YOUR GOAL —
Print each line of the material below verbatim, from the first line to the last.

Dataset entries
-*-*-
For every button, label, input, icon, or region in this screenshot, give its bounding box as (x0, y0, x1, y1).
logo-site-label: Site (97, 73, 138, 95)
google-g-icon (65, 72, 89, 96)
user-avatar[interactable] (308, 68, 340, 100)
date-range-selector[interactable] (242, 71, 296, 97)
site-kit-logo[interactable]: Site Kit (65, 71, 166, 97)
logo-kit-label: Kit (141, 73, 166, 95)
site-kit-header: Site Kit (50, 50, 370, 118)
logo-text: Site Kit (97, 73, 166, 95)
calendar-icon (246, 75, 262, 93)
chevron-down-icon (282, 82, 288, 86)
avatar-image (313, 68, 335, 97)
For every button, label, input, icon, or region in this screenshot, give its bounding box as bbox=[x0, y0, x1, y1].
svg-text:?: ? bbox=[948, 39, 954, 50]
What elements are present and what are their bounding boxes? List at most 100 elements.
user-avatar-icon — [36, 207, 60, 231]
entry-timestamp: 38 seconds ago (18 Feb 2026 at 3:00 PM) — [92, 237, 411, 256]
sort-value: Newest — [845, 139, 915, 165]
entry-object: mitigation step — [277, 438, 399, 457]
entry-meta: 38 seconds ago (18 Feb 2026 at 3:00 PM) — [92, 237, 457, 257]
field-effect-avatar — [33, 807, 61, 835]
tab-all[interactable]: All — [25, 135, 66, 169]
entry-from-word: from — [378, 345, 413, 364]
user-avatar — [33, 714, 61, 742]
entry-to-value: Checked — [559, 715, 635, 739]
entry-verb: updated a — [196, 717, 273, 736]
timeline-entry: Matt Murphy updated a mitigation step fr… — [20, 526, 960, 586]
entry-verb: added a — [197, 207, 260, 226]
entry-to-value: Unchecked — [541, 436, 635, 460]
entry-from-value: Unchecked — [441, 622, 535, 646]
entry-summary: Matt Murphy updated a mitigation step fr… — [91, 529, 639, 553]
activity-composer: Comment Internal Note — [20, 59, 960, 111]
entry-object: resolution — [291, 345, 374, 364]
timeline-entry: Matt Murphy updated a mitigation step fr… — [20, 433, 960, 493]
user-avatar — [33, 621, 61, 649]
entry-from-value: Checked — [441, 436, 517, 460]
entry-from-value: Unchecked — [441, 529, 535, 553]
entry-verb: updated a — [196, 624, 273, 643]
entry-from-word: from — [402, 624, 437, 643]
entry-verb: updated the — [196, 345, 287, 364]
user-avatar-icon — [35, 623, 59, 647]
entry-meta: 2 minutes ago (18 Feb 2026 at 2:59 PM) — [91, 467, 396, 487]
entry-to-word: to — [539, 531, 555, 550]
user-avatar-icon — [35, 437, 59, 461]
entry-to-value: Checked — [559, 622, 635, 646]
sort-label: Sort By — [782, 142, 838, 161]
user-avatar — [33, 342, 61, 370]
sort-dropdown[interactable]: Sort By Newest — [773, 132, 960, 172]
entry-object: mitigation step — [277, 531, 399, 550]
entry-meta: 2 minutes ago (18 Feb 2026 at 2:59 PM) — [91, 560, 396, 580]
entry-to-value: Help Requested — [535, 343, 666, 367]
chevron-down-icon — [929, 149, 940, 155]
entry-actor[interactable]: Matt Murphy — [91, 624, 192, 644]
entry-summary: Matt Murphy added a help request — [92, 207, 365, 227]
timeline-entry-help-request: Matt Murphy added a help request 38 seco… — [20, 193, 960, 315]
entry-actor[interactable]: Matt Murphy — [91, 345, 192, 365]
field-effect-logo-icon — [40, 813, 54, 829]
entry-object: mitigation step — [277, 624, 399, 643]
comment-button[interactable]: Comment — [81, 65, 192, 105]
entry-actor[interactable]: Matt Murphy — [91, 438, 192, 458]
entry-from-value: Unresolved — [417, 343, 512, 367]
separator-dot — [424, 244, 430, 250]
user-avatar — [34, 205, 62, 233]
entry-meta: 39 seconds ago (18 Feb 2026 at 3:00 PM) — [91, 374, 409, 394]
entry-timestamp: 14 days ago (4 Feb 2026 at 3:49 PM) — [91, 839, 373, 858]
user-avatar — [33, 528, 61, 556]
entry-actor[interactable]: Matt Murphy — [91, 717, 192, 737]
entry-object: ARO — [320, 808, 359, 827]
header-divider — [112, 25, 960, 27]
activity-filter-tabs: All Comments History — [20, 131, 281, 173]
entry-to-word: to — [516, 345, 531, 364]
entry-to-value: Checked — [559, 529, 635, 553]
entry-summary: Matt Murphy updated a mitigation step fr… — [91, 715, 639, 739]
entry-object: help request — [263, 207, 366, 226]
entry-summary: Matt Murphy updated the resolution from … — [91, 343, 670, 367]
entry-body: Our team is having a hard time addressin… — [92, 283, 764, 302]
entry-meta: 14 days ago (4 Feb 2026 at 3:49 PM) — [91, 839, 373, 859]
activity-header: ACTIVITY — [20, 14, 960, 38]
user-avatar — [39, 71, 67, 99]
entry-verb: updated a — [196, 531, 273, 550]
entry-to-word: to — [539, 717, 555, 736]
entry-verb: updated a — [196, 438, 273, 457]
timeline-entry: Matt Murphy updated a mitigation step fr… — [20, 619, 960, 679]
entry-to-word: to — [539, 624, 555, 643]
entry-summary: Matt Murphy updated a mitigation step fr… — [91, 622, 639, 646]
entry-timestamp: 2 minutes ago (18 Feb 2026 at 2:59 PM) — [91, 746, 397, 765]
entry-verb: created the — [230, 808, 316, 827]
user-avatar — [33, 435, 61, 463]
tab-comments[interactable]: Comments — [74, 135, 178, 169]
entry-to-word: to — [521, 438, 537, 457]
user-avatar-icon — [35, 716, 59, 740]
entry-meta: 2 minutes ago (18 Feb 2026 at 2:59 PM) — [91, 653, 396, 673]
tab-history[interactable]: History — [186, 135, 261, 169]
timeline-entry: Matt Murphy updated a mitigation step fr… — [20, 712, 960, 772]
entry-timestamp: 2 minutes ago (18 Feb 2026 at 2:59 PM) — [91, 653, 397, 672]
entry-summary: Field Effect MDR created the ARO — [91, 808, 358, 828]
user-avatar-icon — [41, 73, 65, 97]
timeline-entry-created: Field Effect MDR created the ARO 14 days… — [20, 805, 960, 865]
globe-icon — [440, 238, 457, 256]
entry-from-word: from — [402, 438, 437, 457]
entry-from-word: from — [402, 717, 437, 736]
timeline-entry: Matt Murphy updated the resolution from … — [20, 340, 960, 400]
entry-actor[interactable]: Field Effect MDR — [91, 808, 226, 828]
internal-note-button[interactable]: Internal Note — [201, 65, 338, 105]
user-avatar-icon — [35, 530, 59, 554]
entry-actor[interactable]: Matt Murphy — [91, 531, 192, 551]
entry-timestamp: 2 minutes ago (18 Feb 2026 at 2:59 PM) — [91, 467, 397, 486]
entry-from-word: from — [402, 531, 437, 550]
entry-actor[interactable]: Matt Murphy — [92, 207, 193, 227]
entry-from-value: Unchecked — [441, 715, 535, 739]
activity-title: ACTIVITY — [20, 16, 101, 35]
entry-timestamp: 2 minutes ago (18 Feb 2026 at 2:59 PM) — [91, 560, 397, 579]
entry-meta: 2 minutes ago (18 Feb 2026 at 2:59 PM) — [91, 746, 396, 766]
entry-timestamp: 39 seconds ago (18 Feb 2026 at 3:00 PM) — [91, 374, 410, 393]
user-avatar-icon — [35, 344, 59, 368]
-*-*-
SOLUTION FOR THIS EXERCISE —
For every button, label, input, icon, or region in this screenshot, give its bounding box as (x0, y0, x1, y1).
logo-site-label: Site (97, 73, 138, 95)
google-g-icon (65, 72, 89, 96)
user-avatar[interactable] (308, 68, 340, 100)
date-range-selector[interactable] (242, 71, 296, 97)
site-kit-logo[interactable]: Site Kit (65, 71, 166, 97)
logo-kit-label: Kit (141, 73, 166, 95)
site-kit-header: Site Kit (50, 50, 370, 118)
logo-text: Site Kit (97, 73, 166, 95)
calendar-icon (246, 75, 262, 93)
chevron-down-icon (282, 82, 288, 86)
avatar-image (313, 68, 335, 97)
For every button, label, input, icon, or region in this screenshot, give its bounding box as bbox=[x0, y0, x1, y1].
svg-text:?: ? bbox=[948, 39, 954, 50]
What elements are present and what are their bounding boxes? List at most 100 elements.
user-avatar-icon — [36, 207, 60, 231]
entry-timestamp: 38 seconds ago (18 Feb 2026 at 3:00 PM) — [92, 237, 411, 256]
sort-value: Newest — [845, 139, 915, 165]
entry-object: mitigation step — [277, 438, 399, 457]
entry-meta: 38 seconds ago (18 Feb 2026 at 3:00 PM) — [92, 237, 457, 257]
field-effect-avatar — [33, 807, 61, 835]
tab-all[interactable]: All — [25, 135, 66, 169]
entry-from-word: from — [378, 345, 413, 364]
user-avatar — [33, 714, 61, 742]
entry-to-value: Checked — [559, 715, 635, 739]
entry-verb: updated a — [196, 717, 273, 736]
timeline-entry: Matt Murphy updated a mitigation step fr… — [20, 526, 960, 586]
entry-verb: added a — [197, 207, 260, 226]
entry-to-value: Unchecked — [541, 436, 635, 460]
entry-from-value: Unchecked — [441, 622, 535, 646]
entry-summary: Matt Murphy updated a mitigation step fr… — [91, 529, 639, 553]
activity-composer: Comment Internal Note — [20, 59, 960, 111]
entry-object: resolution — [291, 345, 374, 364]
timeline-entry: Matt Murphy updated a mitigation step fr… — [20, 433, 960, 493]
user-avatar — [33, 621, 61, 649]
entry-from-value: Checked — [441, 436, 517, 460]
entry-from-value: Unchecked — [441, 529, 535, 553]
entry-verb: updated a — [196, 624, 273, 643]
entry-from-word: from — [402, 624, 437, 643]
entry-verb: updated the — [196, 345, 287, 364]
user-avatar-icon — [35, 623, 59, 647]
entry-meta: 2 minutes ago (18 Feb 2026 at 2:59 PM) — [91, 467, 396, 487]
entry-to-word: to — [539, 531, 555, 550]
user-avatar-icon — [35, 437, 59, 461]
entry-to-value: Checked — [559, 622, 635, 646]
sort-label: Sort By — [782, 142, 838, 161]
user-avatar — [33, 342, 61, 370]
sort-dropdown[interactable]: Sort By Newest — [773, 132, 960, 172]
entry-object: mitigation step — [277, 531, 399, 550]
entry-meta: 2 minutes ago (18 Feb 2026 at 2:59 PM) — [91, 560, 396, 580]
entry-to-value: Help Requested — [535, 343, 666, 367]
chevron-down-icon — [929, 149, 940, 155]
entry-actor[interactable]: Matt Murphy — [91, 624, 192, 644]
entry-summary: Matt Murphy added a help request — [92, 207, 365, 227]
timeline-entry-help-request: Matt Murphy added a help request 38 seco… — [20, 193, 960, 315]
entry-actor[interactable]: Matt Murphy — [91, 345, 192, 365]
field-effect-logo-icon — [40, 813, 54, 829]
entry-object: mitigation step — [277, 624, 399, 643]
comment-button[interactable]: Comment — [81, 65, 192, 105]
entry-actor[interactable]: Matt Murphy — [91, 438, 192, 458]
entry-from-value: Unresolved — [417, 343, 512, 367]
separator-dot — [424, 244, 430, 250]
user-avatar — [34, 205, 62, 233]
entry-meta: 39 seconds ago (18 Feb 2026 at 3:00 PM) — [91, 374, 409, 394]
entry-timestamp: 14 days ago (4 Feb 2026 at 3:49 PM) — [91, 839, 373, 858]
user-avatar — [33, 528, 61, 556]
entry-actor[interactable]: Matt Murphy — [91, 717, 192, 737]
entry-object: ARO — [320, 808, 359, 827]
header-divider — [112, 25, 960, 27]
activity-filter-tabs: All Comments History — [20, 131, 281, 173]
entry-to-word: to — [516, 345, 531, 364]
entry-to-value: Checked — [559, 529, 635, 553]
entry-summary: Matt Murphy updated a mitigation step fr… — [91, 715, 639, 739]
entry-object: help request — [263, 207, 366, 226]
entry-summary: Matt Murphy updated the resolution from … — [91, 343, 670, 367]
entry-body: Our team is having a hard time addressin… — [92, 283, 764, 302]
entry-meta: 14 days ago (4 Feb 2026 at 3:49 PM) — [91, 839, 373, 859]
activity-header: ACTIVITY — [20, 14, 960, 38]
user-avatar — [39, 71, 67, 99]
entry-verb: updated a — [196, 531, 273, 550]
entry-to-word: to — [539, 717, 555, 736]
entry-verb: updated a — [196, 438, 273, 457]
timeline-entry: Matt Murphy updated a mitigation step fr… — [20, 619, 960, 679]
entry-to-word: to — [539, 624, 555, 643]
entry-summary: Matt Murphy updated a mitigation step fr… — [91, 622, 639, 646]
entry-timestamp: 2 minutes ago (18 Feb 2026 at 2:59 PM) — [91, 746, 397, 765]
entry-verb: created the — [230, 808, 316, 827]
user-avatar — [33, 435, 61, 463]
tab-comments[interactable]: Comments — [74, 135, 178, 169]
entry-to-word: to — [521, 438, 537, 457]
user-avatar-icon — [35, 716, 59, 740]
entry-meta: 2 minutes ago (18 Feb 2026 at 2:59 PM) — [91, 653, 396, 673]
tab-history[interactable]: History — [186, 135, 261, 169]
timeline-entry: Matt Murphy updated a mitigation step fr… — [20, 712, 960, 772]
entry-timestamp: 2 minutes ago (18 Feb 2026 at 2:59 PM) — [91, 653, 397, 672]
entry-summary: Field Effect MDR created the ARO — [91, 808, 358, 828]
user-avatar-icon — [41, 73, 65, 97]
timeline-entry-created: Field Effect MDR created the ARO 14 days… — [20, 805, 960, 865]
globe-icon — [440, 238, 457, 256]
entry-from-word: from — [402, 438, 437, 457]
entry-from-word: from — [402, 717, 437, 736]
timeline-entry: Matt Murphy updated the resolution from … — [20, 340, 960, 400]
entry-actor[interactable]: Field Effect MDR — [91, 808, 226, 828]
internal-note-button[interactable]: Internal Note — [201, 65, 338, 105]
user-avatar-icon — [35, 530, 59, 554]
entry-actor[interactable]: Matt Murphy — [91, 531, 192, 551]
entry-timestamp: 2 minutes ago (18 Feb 2026 at 2:59 PM) — [91, 467, 397, 486]
entry-from-word: from — [402, 531, 437, 550]
entry-actor[interactable]: Matt Murphy — [92, 207, 193, 227]
entry-from-value: Unchecked — [441, 715, 535, 739]
activity-title: ACTIVITY — [20, 16, 101, 35]
entry-timestamp: 2 minutes ago (18 Feb 2026 at 2:59 PM) — [91, 560, 397, 579]
entry-meta: 2 minutes ago (18 Feb 2026 at 2:59 PM) — [91, 746, 396, 766]
entry-timestamp: 39 seconds ago (18 Feb 2026 at 3:00 PM) — [91, 374, 410, 393]
user-avatar-icon — [35, 344, 59, 368]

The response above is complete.